I'll concede that. One
day, however, aggressive as a straw boss with a longshoring gang on the toughest
dock in world, K.C. demanded workspace. At first I thought I had none.
I tried to explain. She made
her own. On my lap.
What's mine became ours. I
thought, "What harm?" But once she was ensconced on my lap, her
determined, albeit weak chin jutting over the table top and her sharp
inquisitive eyes scanning its accouterments-- ceramic critters, papers, stapler,
adding machine, paper clip tray, bowl of pens and pencils, box of calling
cards-- she addressed the business at hand. At
the time this occurred, I was preparing to write a grant proposal and
simultaneously suffering a mild bout of writer's block. My foolscap pad,
blank and perfectly centered in front of us, drew her immediate attention.
She tipped the bowl of pens and pencils, selected a pen, and, without
hesitation, began covering the naked foolscap with graphics, almost as if she
knew I had been reaching for the Muse and simply needed a pictorial push to
grasp Her. Such
intuition, and it worked! An
article on the complexities of annuities as non-profit fund raising instruments
burst in its entirety from the mares-nest of my mind.
━━━━━━━━━━━━━━━━━━━━
Please reproduce the passage about K.C. word for word, from "I'll concede that." up to and including "own. On my lap.".

◆ Excerpted records
━━━━━━━━━━━━━━━━━━━━
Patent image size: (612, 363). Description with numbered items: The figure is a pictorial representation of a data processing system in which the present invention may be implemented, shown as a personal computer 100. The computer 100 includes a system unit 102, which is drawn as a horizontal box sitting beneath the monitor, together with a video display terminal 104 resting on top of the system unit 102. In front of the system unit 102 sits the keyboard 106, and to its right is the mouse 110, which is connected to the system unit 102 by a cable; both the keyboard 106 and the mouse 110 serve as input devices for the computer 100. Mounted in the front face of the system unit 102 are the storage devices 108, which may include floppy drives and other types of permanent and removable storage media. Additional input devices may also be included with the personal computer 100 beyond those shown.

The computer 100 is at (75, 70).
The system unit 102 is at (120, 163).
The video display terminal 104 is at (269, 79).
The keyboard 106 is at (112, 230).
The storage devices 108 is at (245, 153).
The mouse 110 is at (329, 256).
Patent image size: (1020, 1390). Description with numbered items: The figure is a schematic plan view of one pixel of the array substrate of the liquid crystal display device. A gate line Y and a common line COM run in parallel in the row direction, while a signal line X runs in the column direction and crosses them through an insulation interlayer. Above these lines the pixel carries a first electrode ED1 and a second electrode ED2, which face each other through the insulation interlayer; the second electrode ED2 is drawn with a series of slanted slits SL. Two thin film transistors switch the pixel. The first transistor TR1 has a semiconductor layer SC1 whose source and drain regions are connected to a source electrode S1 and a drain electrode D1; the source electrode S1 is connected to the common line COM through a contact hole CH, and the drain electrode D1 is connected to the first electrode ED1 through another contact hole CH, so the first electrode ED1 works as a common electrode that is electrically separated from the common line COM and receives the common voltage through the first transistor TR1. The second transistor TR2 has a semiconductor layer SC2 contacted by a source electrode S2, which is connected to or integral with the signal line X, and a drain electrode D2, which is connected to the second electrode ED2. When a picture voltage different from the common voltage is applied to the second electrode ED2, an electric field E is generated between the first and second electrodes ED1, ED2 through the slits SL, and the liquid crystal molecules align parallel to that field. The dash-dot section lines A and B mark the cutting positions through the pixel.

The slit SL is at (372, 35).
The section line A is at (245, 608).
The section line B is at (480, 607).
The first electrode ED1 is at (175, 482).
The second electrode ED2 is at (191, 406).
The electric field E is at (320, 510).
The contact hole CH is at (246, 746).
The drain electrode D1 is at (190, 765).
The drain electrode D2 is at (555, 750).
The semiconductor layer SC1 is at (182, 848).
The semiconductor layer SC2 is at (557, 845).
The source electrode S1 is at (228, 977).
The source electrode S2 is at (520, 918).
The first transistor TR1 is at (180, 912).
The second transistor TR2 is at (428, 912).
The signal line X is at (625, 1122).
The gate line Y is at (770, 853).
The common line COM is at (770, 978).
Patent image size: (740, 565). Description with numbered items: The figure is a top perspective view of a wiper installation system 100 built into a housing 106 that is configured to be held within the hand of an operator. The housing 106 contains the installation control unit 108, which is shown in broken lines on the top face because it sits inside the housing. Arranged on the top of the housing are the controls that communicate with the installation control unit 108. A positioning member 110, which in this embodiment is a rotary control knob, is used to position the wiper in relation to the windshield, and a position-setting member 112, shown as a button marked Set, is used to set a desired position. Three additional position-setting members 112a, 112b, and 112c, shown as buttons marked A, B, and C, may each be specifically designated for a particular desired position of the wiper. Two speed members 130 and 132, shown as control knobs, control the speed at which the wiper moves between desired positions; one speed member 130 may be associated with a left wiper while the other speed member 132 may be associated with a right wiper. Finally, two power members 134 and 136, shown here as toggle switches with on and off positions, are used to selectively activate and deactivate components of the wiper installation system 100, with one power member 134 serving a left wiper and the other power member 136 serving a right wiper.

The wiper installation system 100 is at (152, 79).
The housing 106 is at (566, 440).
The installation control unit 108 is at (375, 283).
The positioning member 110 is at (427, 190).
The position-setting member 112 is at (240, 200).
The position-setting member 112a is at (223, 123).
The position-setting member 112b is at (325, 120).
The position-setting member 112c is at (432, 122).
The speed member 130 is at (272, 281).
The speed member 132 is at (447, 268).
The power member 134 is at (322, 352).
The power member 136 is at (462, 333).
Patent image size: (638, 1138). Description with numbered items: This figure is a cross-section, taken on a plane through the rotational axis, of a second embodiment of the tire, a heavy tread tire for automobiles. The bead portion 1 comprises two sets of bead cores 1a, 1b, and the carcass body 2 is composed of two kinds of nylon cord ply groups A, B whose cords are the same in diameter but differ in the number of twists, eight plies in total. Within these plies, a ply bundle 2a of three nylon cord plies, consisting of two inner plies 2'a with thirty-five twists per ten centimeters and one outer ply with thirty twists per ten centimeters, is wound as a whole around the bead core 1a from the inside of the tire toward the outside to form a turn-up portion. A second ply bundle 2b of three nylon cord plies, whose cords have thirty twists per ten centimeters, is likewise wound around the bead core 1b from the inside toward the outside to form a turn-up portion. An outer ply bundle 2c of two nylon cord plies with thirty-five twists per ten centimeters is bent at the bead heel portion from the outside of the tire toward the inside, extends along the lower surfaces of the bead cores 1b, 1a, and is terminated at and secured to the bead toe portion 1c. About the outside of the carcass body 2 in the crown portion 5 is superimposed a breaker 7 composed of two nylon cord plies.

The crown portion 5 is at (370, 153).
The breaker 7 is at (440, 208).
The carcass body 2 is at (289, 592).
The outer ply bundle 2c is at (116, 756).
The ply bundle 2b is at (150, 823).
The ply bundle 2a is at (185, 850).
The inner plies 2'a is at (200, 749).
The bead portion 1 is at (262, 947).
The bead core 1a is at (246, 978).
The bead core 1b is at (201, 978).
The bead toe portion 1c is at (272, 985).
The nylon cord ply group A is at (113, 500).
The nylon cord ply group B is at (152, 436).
━━━━━━━━━━━━━━━━━━━━
◆ Written response
I'll concede that. One
day, however, aggressive as a straw boss with a longshoring gang on the toughest
dock in world, K.C. demanded workspace. At first I thought I had none.
I tried to explain. She made
her own. On my lap.